Dataset records:
* * * *

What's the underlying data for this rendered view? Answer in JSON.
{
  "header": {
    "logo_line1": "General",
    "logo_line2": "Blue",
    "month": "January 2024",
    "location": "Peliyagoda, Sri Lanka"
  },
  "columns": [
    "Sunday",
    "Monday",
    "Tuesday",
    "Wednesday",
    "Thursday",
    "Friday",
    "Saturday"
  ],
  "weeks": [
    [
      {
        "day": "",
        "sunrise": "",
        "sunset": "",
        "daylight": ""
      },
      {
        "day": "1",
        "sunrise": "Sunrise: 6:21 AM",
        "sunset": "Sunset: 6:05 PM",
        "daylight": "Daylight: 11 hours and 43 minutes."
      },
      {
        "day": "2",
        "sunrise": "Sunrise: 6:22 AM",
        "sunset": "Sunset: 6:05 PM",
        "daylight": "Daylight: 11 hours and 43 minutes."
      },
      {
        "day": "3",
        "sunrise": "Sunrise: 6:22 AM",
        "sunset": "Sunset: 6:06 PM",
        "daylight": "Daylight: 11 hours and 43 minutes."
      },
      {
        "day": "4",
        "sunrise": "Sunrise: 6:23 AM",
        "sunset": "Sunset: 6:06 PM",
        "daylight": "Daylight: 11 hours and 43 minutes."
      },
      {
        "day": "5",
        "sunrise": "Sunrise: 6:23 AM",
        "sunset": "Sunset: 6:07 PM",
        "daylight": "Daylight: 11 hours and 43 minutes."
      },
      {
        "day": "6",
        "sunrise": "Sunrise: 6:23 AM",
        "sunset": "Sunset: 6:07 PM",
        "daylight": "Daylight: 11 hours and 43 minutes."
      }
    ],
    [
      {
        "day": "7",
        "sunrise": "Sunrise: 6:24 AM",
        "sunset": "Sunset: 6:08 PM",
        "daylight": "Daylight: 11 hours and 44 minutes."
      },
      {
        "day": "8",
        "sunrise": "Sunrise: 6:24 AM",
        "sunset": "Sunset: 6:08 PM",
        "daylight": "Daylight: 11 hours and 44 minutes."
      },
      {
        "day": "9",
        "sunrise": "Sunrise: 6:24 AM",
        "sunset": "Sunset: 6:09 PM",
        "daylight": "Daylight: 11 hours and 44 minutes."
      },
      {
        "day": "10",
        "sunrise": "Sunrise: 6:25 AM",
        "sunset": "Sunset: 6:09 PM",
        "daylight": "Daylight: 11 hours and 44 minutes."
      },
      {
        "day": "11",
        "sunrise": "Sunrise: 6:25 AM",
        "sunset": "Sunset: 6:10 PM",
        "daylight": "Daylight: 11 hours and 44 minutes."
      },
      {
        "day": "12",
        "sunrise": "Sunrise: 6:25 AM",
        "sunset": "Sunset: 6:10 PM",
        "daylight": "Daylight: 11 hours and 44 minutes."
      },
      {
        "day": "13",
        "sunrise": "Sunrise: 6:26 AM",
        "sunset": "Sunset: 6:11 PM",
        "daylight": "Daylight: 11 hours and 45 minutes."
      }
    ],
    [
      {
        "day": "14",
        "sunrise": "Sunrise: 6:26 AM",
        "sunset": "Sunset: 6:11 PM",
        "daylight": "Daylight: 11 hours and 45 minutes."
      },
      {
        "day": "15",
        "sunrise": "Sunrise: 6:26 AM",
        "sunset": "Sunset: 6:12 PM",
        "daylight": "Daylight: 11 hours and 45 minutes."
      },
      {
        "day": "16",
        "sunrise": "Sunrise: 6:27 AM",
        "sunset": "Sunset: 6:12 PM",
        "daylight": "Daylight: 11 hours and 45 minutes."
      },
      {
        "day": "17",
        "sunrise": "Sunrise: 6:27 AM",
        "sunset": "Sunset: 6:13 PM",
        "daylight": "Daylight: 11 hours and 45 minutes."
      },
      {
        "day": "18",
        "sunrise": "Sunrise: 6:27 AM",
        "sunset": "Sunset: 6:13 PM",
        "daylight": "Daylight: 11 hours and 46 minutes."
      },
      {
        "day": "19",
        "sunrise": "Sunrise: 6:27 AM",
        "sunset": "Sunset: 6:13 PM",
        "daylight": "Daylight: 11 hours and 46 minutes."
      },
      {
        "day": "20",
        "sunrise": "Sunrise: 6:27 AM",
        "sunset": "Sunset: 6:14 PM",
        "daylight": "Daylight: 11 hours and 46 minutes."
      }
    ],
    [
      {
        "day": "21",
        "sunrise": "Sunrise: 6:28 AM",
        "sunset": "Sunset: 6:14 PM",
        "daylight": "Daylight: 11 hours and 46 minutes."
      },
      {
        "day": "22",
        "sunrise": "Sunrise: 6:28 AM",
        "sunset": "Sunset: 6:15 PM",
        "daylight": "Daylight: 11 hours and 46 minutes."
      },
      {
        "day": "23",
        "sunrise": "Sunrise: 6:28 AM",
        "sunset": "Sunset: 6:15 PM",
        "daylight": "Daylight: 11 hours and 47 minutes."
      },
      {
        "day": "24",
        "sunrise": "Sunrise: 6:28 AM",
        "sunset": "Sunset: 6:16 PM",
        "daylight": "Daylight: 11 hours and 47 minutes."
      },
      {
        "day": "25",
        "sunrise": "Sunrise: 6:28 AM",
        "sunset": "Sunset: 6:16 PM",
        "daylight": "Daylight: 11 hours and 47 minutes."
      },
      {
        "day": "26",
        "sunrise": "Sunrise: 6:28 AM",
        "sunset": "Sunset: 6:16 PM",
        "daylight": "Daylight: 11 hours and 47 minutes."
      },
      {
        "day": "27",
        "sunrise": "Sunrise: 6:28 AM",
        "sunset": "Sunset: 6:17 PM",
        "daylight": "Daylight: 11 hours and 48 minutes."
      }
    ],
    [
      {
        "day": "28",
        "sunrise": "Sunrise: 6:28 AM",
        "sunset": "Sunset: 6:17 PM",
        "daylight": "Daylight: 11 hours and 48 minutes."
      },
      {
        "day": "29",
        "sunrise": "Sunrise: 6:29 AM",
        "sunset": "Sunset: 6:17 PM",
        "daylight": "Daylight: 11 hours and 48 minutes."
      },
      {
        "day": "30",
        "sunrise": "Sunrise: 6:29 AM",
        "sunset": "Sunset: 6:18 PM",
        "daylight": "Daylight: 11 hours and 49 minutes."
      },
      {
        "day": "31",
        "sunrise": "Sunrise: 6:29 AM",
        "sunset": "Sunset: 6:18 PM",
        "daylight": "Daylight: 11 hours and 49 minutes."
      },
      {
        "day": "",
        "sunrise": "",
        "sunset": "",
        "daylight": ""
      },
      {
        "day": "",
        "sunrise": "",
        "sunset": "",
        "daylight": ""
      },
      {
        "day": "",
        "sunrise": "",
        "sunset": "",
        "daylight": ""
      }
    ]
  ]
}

* * * *

Objective:
Take the lines above and retype all of them exactly.

The reply:
What's the underlying data for this rendered view? Answer in JSON.
{
  "header": {
    "logo_line1": "General",
    "logo_line2": "Blue",
    "month": "January 2024",
    "location": "Peliyagoda, Sri Lanka"
  },
  "columns": [
    "Sunday",
    "Monday",
    "Tuesday",
    "Wednesday",
    "Thursday",
    "Friday",
    "Saturday"
  ],
  "weeks": [
    [
      {
        "day": "",
        "sunrise": "",
        "sunset": "",
        "daylight": ""
      },
      {
        "day": "1",
        "sunrise": "Sunrise: 6:21 AM",
        "sunset": "Sunset: 6:05 PM",
        "daylight": "Daylight: 11 hours and 43 minutes."
      },
      {
        "day": "2",
        "sunrise": "Sunrise: 6:22 AM",
        "sunset": "Sunset: 6:05 PM",
        "daylight": "Daylight: 11 hours and 43 minutes."
      },
      {
        "day": "3",
        "sunrise": "Sunrise: 6:22 AM",
        "sunset": "Sunset: 6:06 PM",
        "daylight": "Daylight: 11 hours and 43 minutes."
      },
      {
        "day": "4",
        "sunrise": "Sunrise: 6:23 AM",
        "sunset": "Sunset: 6:06 PM",
        "daylight": "Daylight: 11 hours and 43 minutes."
      },
      {
        "day": "5",
        "sunrise": "Sunrise: 6:23 AM",
        "sunset": "Sunset: 6:07 PM",
        "daylight": "Daylight: 11 hours and 43 minutes."
      },
      {
        "day": "6",
        "sunrise": "Sunrise: 6:23 AM",
        "sunset": "Sunset: 6:07 PM",
        "daylight": "Daylight: 11 hours and 43 minutes."
      }
    ],
    [
      {
        "day": "7",
        "sunrise": "Sunrise: 6:24 AM",
        "sunset": "Sunset: 6:08 PM",
        "daylight": "Daylight: 11 hours and 44 minutes."
      },
      {
        "day": "8",
        "sunrise": "Sunrise: 6:24 AM",
        "sunset": "Sunset: 6:08 PM",
        "daylight": "Daylight: 11 hours and 44 minutes."
      },
      {
        "day": "9",
        "sunrise": "Sunrise: 6:24 AM",
        "sunset": "Sunset: 6:09 PM",
        "daylight": "Daylight: 11 hours and 44 minutes."
      },
      {
        "day": "10",
        "sunrise": "Sunrise: 6:25 AM",
        "sunset": "Sunset: 6:09 PM",
        "daylight": "Daylight: 11 hours and 44 minutes."
      },
      {
        "day": "11",
        "sunrise": "Sunrise: 6:25 AM",
        "sunset": "Sunset: 6:10 PM",
        "daylight": "Daylight: 11 hours and 44 minutes."
      },
      {
        "day": "12",
        "sunrise": "Sunrise: 6:25 AM",
        "sunset": "Sunset: 6:10 PM",
        "daylight": "Daylight: 11 hours and 44 minutes."
      },
      {
        "day": "13",
        "sunrise": "Sunrise: 6:26 AM",
        "sunset": "Sunset: 6:11 PM",
        "daylight": "Daylight: 11 hours and 45 minutes."
      }
    ],
    [
      {
        "day": "14",
        "sunrise": "Sunrise: 6:26 AM",
        "sunset": "Sunset: 6:11 PM",
        "daylight": "Daylight: 11 hours and 45 minutes."
      },
      {
        "day": "15",
        "sunrise": "Sunrise: 6:26 AM",
        "sunset": "Sunset: 6:12 PM",
        "daylight": "Daylight: 11 hours and 45 minutes."
      },
      {
        "day": "16",
        "sunrise": "Sunrise: 6:27 AM",
        "sunset": "Sunset: 6:12 PM",
        "daylight": "Daylight: 11 hours and 45 minutes."
      },
      {
        "day": "17",
        "sunrise": "Sunrise: 6:27 AM",
        "sunset": "Sunset: 6:13 PM",
        "daylight": "Daylight: 11 hours and 45 minutes."
      },
      {
        "day": "18",
        "sunrise": "Sunrise: 6:27 AM",
        "sunset": "Sunset: 6:13 PM",
        "daylight": "Daylight: 11 hours and 46 minutes."
      },
      {
        "day": "19",
        "sunrise": "Sunrise: 6:27 AM",
        "sunset": "Sunset: 6:13 PM",
        "daylight": "Daylight: 11 hours and 46 minutes."
      },
      {
        "day": "20",
        "sunrise": "Sunrise: 6:27 AM",
        "sunset": "Sunset: 6:14 PM",
        "daylight": "Daylight: 11 hours and 46 minutes."
      }
    ],
    [
      {
        "day": "21",
        "sunrise": "Sunrise: 6:28 AM",
        "sunset": "Sunset: 6:14 PM",
        "daylight": "Daylight: 11 hours and 46 minutes."
      },
      {
        "day": "22",
        "sunrise": "Sunrise: 6:28 AM",
        "sunset": "Sunset: 6:15 PM",
        "daylight": "Daylight: 11 hours and 46 minutes."
      },
      {
        "day": "23",
        "sunrise": "Sunrise: 6:28 AM",
        "sunset": "Sunset: 6:15 PM",
        "daylight": "Daylight: 11 hours and 47 minutes."
      },
      {
        "day": "24",
        "sunrise": "Sunrise: 6:28 AM",
        "sunset": "Sunset: 6:16 PM",
        "daylight": "Daylight: 11 hours and 47 minutes."
      },
      {
        "day": "25",
        "sunrise": "Sunrise: 6:28 AM",
        "sunset": "Sunset: 6:16 PM",
        "daylight": "Daylight: 11 hours and 47 minutes."
      },
      {
        "day": "26",
        "sunrise": "Sunrise: 6:28 AM",
        "sunset": "Sunset: 6:16 PM",
        "daylight": "Daylight: 11 hours and 47 minutes."
      },
      {
        "day": "27",
        "sunrise": "Sunrise: 6:28 AM",
        "sunset": "Sunset: 6:17 PM",
        "daylight": "Daylight: 11 hours and 48 minutes."
      }
    ],
    [
      {
        "day": "28",
        "sunrise": "Sunrise: 6:28 AM",
        "sunset": "Sunset: 6:17 PM",
        "daylight": "Daylight: 11 hours and 48 minutes."
      },
      {
        "day": "29",
        "sunrise": "Sunrise: 6:29 AM",
        "sunset": "Sunset: 6:17 PM",
        "daylight": "Daylight: 11 hours and 48 minutes."
      },
      {
        "day": "30",
        "sunrise": "Sunrise: 6:29 AM",
        "sunset": "Sunset: 6:18 PM",
        "daylight": "Daylight: 11 hours and 49 minutes."
      },
      {
        "day": "31",
        "sunrise": "Sunrise: 6:29 AM",
        "sunset": "Sunset: 6:18 PM",
        "daylight": "Daylight: 11 hours and 49 minutes."
      },
      {
        "day": "",
        "sunrise": "",
        "sunset": "",
        "daylight": ""
      },
      {
        "day": "",
        "sunrise": "",
        "sunset": "",
        "daylight": ""
      },
      {
        "day": "",
        "sunrise": "",
        "sunset": "",
        "daylight": ""
      }
    ]
  ]
}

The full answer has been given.